= Exercise brief =
Return all lines in the material below that contain "document".

= Stored data =
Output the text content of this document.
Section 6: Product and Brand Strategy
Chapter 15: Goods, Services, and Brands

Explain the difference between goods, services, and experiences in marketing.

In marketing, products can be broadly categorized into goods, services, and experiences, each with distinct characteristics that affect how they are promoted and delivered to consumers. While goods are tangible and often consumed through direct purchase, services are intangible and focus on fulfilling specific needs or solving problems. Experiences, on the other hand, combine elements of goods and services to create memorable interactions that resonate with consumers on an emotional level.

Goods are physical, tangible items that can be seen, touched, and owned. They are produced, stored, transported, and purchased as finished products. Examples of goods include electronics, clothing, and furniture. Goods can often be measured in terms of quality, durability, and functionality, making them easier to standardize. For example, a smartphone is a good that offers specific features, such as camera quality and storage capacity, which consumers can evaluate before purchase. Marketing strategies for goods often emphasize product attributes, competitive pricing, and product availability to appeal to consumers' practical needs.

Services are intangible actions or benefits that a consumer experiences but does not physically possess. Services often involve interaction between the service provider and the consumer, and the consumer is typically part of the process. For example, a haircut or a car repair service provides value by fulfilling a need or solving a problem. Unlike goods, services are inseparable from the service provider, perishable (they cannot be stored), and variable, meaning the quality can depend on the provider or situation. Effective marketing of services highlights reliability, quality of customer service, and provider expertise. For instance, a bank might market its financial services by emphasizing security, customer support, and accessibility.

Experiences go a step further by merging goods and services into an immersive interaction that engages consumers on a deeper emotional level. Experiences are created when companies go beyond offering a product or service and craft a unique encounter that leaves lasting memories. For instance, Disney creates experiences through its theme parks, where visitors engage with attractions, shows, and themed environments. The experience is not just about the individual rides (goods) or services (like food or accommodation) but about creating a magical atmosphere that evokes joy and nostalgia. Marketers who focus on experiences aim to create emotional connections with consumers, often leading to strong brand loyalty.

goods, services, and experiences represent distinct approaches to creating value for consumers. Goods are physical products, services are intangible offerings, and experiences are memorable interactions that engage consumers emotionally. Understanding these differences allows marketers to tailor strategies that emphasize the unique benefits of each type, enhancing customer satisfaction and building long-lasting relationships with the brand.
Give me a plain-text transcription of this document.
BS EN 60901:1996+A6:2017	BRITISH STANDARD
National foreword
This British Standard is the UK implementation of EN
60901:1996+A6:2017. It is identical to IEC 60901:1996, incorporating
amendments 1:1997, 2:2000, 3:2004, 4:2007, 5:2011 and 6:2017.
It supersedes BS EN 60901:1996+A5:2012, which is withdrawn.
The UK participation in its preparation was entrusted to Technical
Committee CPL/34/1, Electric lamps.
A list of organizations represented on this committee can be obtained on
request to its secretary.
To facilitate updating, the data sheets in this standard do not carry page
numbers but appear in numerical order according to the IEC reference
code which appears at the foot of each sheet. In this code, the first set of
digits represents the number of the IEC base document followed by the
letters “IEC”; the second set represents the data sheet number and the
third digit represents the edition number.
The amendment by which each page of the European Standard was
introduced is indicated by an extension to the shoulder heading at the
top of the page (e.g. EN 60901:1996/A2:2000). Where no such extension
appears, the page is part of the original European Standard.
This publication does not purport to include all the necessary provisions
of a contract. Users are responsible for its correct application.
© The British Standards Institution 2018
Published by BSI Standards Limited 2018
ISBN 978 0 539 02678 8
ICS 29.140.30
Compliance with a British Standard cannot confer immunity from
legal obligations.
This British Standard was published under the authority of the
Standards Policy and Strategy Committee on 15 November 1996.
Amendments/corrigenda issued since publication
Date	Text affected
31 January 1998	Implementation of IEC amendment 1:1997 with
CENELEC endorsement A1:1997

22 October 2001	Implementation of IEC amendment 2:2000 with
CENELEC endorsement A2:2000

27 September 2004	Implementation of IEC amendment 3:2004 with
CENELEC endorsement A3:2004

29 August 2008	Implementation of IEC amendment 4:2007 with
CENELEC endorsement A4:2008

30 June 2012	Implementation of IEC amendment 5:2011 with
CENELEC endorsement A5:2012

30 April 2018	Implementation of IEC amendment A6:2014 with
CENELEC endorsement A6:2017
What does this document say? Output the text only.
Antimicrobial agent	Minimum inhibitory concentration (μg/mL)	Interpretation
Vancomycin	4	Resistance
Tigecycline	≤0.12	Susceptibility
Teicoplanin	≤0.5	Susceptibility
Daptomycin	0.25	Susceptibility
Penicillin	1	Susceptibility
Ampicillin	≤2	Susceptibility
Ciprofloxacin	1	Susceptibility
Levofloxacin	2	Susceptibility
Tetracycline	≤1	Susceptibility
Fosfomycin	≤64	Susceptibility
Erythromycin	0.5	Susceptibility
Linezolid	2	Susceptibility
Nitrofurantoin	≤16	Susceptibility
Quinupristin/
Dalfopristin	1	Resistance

= Problem solution =
Output the text content of this document.
Give me a plain-text transcription of this document.
digits represents the number of the IEC base document followed by the
What does this document say? Output the text only.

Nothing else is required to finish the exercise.